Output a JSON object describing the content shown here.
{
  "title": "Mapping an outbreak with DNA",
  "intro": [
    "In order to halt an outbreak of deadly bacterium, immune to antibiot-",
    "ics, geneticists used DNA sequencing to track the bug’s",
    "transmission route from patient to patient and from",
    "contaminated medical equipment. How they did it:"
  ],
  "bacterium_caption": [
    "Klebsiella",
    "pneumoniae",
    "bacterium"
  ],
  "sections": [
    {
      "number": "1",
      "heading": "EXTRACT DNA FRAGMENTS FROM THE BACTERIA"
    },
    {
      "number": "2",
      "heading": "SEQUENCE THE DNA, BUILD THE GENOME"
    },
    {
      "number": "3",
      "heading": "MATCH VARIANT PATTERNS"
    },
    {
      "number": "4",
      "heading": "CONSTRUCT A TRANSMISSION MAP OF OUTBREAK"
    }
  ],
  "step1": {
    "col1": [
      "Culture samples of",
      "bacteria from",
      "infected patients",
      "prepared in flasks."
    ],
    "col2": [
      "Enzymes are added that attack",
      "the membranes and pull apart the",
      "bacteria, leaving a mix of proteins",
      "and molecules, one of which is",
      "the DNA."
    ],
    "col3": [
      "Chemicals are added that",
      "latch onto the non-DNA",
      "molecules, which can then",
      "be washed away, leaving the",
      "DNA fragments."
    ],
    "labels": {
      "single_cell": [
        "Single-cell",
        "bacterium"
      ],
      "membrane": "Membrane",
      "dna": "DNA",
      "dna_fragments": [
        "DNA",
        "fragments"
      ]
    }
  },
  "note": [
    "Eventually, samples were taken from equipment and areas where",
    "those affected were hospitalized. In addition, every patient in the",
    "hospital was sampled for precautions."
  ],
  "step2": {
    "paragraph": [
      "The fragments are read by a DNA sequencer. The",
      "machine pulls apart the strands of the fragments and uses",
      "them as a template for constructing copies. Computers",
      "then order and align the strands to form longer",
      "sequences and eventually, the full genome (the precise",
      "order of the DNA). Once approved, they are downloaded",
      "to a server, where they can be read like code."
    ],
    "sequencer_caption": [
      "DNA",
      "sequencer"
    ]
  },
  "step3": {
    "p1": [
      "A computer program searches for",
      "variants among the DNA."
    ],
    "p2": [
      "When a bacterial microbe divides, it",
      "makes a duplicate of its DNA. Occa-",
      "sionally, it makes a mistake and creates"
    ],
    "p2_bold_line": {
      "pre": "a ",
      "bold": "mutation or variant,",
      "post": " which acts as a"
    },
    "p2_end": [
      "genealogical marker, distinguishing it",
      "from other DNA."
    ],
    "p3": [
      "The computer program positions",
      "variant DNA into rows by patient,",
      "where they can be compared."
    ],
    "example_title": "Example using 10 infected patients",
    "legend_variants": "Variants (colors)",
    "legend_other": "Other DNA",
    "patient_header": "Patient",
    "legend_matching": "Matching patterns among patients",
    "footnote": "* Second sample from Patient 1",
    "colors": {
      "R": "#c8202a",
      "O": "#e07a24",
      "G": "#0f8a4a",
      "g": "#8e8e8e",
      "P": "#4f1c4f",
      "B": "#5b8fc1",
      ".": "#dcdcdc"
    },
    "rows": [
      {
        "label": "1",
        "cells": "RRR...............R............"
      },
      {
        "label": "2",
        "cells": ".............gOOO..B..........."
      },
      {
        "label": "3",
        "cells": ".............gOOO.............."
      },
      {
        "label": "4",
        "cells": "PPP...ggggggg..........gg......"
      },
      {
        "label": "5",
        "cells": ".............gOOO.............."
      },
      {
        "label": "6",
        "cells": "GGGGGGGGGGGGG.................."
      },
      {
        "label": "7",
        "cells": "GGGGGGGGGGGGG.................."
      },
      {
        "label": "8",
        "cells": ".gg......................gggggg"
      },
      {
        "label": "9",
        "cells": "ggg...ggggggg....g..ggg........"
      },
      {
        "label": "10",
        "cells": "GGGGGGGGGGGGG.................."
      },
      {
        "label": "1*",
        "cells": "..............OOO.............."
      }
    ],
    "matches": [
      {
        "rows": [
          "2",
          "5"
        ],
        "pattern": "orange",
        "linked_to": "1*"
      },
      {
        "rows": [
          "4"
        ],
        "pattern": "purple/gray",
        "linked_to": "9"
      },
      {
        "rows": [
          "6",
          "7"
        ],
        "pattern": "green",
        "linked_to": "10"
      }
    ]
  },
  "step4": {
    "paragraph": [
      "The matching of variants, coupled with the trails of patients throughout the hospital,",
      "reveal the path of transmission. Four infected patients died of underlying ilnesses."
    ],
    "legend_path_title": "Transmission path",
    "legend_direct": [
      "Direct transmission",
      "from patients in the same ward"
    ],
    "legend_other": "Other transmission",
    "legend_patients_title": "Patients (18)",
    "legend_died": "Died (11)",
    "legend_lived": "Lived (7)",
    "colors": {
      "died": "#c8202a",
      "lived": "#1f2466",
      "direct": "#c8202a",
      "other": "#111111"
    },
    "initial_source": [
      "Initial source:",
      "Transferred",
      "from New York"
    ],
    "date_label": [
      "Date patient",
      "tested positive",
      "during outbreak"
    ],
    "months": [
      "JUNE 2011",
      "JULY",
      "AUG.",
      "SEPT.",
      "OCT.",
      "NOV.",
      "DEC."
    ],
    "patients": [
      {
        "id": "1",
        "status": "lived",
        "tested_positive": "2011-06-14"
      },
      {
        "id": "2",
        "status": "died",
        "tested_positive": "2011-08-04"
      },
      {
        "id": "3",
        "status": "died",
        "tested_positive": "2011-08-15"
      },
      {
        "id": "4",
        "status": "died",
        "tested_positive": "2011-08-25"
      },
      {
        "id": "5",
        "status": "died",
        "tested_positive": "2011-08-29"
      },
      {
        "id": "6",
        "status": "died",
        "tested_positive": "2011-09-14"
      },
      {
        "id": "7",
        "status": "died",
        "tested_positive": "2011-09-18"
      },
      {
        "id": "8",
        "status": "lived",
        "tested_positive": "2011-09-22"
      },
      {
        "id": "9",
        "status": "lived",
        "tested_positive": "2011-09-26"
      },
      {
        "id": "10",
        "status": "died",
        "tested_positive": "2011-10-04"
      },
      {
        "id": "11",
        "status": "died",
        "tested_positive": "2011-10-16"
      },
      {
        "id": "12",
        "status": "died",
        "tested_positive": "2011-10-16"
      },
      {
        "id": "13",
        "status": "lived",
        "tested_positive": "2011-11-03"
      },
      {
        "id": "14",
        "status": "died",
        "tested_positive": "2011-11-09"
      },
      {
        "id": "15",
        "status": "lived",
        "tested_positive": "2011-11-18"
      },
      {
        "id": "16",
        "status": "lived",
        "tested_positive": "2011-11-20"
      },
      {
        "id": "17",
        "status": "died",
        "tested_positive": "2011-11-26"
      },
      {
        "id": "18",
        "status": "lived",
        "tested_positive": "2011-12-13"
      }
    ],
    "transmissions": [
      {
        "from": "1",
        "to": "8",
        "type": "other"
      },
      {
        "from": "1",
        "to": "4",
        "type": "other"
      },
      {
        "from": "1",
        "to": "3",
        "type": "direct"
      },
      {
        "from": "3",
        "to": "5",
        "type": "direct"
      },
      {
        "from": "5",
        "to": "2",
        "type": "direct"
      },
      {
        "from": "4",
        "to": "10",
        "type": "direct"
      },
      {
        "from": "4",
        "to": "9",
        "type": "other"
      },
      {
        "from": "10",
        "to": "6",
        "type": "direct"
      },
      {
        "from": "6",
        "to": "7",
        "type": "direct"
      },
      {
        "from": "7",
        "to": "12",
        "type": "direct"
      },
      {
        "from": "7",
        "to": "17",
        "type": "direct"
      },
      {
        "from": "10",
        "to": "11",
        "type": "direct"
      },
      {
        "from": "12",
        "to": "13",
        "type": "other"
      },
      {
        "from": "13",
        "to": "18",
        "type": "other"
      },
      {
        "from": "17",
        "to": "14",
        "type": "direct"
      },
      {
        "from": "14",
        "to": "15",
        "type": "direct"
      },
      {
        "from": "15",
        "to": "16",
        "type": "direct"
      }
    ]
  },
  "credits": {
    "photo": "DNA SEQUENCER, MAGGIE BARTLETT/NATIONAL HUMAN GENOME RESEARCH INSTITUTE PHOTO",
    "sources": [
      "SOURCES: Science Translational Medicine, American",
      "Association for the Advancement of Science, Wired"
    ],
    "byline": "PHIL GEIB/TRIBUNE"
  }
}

• • • •

TASK REQUIREMENTS ▸
Using the data above, report the number of lines that contain the string "among", and only that number.

ANSWER SECTION ▸
2